# GIVEN RECORDS:
::::::::::

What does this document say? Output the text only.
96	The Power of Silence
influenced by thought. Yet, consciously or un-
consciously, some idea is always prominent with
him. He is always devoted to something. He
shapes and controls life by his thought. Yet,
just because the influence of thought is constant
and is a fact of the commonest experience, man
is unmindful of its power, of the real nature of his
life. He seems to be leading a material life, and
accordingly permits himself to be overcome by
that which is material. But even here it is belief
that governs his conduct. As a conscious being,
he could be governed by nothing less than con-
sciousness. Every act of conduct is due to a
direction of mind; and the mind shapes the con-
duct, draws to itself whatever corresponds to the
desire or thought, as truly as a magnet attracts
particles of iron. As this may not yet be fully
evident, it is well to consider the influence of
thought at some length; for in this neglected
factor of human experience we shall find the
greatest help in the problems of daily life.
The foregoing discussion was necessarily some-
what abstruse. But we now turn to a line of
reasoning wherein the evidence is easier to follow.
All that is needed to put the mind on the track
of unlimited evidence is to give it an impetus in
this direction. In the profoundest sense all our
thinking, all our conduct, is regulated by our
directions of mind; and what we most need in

::::::::::

# TASK INSTRUCTIONS:
Copy every single line of the material above that holds "conduct".

# RESPONSE TO THE TASK:
that governs his conduct. As a conscious being,
sciousness. Every act of conduct is due to a
thinking, all our conduct, is regulated by our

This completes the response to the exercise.